Drove down to Los Angeles and spent the last day and a half pulling a lot of wiring through the attic and installing 21 recessed light cans. Luckily, the attic has a lot of head room. I'm 6-4 and can stand up. Unfortunately, the attic gets just a little "toasty" in the middle of an August day in Los Angeles. I did a lot of that work in the evening and early morning. 

21 like this. Glad it is over and I can get back on the water.


----------



## Johnny (Aug 17, 2017)

dontcha just love it when your plan comes together ?
I know your daughter is very pleased with you !! (and proud).


----------



## LDUBS (Aug 17, 2017)

Johnny said:


> dontcha just love it when your plan comes together ?
> I know your daughter is very pleased with you !! (and proud).



It isn't unusual to encounter all kinds of hiccups on projects like this. This time things went unusually smooth. Hope that holds for future projects. 

The price for a house in Southern California is nuts. I'm glad I can do some things to help save a few $$. My youngest son is taking some time off so he and I can head back down in the next week or so to install new trim and baseboards. After that it is going to be a family-wide painting party. 

I have three sons and one daughter. I tell her I'm doing this for her only because she is my favorite daughter! LOL.


----------



## LDUBS (Sep 1, 2017)

Well, phase two didn't go quite as well as we would have liked. Working in 105 deg temps & no A/C slows me down considerably. Also had a lot of those "while you are at it" things pop up which slowed us down. We managed to get door casings and baseboards installed. Ran out of time before we could trim out the windows. The contractor is letting us pay one of his guys to wrap it up, so it will get done without me having to drive back down. Sorry, no pic's this time. 

Haven't' been able to hit the lake for about 3 weeks now. We are hearing that even with the hot weather trout fishing has been hot at Lake Camanche. Temps forecasted over the weekend are 108 - 112 and fall off to 101 on Monday. We will go on Monday. We will hit the lake early, get early limits and be off before it gets hot -- that is our plan and we are sticking to it! 

Anyway, thanks for letting me blabber on.


----------

Problem: Copy everything in the forum thread above from "It isn't unusual" down to "family-wide painting party.", word for word.

Rows:
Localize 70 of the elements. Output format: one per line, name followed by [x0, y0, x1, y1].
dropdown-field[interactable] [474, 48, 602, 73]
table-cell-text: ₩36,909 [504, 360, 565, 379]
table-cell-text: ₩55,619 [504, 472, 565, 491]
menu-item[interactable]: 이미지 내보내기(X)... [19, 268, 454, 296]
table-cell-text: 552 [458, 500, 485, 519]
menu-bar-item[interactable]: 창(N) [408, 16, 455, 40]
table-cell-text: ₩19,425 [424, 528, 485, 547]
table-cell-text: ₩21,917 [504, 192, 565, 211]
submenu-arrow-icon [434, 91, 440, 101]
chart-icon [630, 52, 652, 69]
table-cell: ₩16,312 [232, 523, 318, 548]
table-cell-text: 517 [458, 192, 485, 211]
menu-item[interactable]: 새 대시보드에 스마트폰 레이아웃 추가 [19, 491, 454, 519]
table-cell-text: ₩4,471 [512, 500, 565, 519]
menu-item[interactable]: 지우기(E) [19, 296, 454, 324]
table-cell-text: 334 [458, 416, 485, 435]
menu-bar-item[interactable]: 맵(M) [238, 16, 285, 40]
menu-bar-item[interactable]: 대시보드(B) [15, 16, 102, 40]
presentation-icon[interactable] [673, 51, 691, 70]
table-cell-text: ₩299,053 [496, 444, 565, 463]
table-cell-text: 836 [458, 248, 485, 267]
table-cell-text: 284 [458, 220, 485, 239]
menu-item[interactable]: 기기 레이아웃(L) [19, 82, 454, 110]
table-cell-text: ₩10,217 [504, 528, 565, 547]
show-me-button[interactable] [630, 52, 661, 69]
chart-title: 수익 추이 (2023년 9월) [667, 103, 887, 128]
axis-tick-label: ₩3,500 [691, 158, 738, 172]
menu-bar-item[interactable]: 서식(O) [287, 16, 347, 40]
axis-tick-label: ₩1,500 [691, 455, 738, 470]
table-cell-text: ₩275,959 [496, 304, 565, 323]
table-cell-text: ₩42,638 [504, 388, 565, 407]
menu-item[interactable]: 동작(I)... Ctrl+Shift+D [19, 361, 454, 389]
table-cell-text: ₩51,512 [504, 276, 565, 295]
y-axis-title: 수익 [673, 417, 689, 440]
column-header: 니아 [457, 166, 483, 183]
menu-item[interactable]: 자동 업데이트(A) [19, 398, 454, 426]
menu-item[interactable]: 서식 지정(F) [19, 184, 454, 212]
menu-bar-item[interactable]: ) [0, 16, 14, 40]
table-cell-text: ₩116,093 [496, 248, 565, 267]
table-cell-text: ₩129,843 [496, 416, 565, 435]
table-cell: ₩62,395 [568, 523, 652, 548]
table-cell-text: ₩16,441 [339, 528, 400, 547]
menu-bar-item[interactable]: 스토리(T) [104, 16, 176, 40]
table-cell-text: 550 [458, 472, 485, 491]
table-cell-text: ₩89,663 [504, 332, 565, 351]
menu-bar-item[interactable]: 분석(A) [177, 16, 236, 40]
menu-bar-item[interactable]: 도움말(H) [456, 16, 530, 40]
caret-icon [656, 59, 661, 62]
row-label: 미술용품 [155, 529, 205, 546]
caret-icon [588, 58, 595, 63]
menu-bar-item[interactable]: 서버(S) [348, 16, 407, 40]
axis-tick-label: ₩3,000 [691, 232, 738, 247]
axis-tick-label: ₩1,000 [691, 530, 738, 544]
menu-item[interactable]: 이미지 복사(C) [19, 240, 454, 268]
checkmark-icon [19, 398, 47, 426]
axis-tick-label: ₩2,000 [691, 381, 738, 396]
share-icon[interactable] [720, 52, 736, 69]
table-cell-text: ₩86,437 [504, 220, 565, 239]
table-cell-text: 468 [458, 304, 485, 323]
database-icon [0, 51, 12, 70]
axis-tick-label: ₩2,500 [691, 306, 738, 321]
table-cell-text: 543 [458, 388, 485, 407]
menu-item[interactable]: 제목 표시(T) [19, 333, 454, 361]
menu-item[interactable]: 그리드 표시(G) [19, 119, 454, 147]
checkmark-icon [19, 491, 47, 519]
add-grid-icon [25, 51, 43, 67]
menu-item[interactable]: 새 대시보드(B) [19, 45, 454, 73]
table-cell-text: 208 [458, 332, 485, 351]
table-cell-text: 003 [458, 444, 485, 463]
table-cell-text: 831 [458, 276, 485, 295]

Response to this task:
It isn't unusual to encounter all kinds of hiccups on projects like this. This time things went unusually smooth. Hope that holds for future projects. 

The price for a house in Southern California is nuts. I'm glad I can do some things to help save a few $$. My youngest son is taking some time off so he and I can head back down in the next week or so to install new trim and baseboards. After that it is going to be a family-wide painting party.